**Task to complete**.
Which lines hold the word "Cube"? Show each of them.

##### Information shown

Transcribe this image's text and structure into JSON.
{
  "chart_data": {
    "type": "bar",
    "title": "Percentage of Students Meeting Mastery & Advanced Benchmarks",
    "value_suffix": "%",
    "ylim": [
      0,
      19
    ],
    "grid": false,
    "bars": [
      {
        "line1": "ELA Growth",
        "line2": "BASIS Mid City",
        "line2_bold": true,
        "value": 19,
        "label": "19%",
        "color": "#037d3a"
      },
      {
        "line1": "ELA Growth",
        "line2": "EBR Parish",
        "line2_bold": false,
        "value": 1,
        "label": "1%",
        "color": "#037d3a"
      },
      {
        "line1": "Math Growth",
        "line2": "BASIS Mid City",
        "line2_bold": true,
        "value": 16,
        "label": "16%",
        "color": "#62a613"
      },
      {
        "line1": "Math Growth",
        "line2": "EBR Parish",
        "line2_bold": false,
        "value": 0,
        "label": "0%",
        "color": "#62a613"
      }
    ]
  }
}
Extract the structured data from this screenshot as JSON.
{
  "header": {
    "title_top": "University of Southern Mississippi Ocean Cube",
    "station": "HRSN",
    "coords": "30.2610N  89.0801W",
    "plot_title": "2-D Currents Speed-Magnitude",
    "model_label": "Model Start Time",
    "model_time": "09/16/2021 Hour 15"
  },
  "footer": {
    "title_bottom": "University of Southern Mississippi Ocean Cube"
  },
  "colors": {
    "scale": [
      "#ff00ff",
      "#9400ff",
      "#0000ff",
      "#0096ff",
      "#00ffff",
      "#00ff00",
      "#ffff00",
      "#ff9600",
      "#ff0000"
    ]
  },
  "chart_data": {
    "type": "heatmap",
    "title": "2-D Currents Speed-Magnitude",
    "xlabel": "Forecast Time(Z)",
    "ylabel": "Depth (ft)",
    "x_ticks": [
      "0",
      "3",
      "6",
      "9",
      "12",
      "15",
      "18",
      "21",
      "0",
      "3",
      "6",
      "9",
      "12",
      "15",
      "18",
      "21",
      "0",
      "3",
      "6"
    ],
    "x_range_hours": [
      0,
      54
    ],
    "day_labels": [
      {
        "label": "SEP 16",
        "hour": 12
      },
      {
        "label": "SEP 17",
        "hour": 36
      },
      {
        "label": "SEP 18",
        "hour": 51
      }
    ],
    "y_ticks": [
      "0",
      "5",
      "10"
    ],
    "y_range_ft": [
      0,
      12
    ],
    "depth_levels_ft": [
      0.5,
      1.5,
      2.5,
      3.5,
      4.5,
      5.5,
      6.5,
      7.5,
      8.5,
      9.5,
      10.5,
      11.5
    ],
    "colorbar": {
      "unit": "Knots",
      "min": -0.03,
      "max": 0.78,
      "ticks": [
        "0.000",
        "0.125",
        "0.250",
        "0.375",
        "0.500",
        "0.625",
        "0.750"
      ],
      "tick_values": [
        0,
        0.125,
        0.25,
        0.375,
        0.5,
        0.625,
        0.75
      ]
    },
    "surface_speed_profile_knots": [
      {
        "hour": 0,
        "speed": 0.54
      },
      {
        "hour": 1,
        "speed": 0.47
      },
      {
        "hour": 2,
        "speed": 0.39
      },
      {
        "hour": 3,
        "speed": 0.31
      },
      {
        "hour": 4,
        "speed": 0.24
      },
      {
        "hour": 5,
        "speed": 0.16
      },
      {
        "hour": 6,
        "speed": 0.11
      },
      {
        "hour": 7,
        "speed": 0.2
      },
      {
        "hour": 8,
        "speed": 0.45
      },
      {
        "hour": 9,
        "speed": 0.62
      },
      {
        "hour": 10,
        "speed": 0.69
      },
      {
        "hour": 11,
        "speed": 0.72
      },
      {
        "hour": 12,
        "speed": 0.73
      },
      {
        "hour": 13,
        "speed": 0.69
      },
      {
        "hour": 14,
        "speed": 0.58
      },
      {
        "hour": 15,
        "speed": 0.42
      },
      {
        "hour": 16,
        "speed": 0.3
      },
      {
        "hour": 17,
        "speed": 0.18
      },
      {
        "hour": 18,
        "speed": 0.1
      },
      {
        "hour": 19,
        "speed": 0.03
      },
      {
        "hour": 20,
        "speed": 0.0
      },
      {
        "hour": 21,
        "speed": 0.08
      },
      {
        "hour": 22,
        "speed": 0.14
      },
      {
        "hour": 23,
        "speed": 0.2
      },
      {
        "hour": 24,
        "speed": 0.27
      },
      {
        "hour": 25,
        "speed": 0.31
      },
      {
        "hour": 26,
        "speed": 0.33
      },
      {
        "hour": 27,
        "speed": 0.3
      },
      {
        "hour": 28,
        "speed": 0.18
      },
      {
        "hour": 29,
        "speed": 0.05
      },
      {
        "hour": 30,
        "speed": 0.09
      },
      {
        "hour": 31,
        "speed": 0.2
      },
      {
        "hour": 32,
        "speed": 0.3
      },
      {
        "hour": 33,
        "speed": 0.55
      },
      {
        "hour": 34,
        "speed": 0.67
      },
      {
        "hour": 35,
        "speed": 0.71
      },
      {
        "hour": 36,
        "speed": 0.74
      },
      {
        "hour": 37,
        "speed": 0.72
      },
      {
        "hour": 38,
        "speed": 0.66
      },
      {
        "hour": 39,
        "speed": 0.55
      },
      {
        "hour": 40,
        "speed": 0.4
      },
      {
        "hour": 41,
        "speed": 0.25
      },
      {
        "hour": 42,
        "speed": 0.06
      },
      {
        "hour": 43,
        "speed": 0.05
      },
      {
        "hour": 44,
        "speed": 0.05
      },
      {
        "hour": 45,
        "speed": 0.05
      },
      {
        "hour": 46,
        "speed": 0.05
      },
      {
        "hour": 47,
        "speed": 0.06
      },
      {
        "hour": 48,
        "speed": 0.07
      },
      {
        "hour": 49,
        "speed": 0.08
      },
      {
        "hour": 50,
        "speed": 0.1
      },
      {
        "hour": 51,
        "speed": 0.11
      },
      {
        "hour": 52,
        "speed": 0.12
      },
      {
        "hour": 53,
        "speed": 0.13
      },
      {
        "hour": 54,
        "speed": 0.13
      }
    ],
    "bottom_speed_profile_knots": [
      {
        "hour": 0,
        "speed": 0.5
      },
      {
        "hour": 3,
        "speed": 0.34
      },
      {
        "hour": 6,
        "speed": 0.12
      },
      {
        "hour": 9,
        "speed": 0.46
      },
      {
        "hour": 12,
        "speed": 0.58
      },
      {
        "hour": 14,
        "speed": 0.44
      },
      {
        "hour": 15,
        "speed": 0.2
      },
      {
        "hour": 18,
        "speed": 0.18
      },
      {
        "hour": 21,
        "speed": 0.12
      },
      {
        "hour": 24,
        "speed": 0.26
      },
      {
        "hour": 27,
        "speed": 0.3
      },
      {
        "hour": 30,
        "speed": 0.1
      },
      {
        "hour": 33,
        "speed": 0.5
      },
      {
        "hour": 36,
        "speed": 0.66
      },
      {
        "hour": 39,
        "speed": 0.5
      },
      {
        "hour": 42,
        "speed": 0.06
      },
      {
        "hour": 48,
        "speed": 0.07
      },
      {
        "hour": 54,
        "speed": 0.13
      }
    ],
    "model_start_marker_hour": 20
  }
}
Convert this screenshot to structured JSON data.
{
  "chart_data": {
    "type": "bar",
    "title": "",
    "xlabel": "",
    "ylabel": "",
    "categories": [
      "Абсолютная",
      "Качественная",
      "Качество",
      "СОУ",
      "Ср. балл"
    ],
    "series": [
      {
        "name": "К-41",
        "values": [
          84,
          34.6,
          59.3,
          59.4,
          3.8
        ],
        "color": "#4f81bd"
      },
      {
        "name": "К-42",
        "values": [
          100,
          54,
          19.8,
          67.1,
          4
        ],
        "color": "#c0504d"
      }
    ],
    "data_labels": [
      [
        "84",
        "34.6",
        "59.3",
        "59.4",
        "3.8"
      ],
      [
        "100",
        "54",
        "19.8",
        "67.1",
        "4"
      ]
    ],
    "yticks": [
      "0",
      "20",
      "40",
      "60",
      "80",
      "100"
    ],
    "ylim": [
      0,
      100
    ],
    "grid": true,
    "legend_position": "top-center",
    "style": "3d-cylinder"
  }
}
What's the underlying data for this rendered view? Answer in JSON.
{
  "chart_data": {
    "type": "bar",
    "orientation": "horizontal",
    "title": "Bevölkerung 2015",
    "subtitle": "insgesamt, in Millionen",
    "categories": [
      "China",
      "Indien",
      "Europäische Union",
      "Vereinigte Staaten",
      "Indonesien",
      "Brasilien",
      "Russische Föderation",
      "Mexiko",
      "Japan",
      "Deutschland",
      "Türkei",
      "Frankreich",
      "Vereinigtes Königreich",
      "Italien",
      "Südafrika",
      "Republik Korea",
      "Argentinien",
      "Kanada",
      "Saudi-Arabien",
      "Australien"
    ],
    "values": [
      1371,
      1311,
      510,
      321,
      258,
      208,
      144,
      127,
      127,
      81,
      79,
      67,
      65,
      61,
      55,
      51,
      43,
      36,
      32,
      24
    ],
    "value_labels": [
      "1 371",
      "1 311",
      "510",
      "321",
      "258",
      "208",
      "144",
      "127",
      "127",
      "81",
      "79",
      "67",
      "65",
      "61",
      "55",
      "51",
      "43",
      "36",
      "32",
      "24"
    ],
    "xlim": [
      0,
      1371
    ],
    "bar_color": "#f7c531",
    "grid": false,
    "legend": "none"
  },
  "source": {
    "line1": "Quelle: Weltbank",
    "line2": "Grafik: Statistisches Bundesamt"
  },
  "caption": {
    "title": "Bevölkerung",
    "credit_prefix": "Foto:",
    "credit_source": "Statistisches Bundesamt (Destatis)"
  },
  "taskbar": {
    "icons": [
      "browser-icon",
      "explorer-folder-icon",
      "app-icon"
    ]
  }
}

##########

**Full answer**.
    "title_top": "University of Southern Mississippi Ocean Cube",
    "title_bottom": "University of Southern Mississippi Ocean Cube"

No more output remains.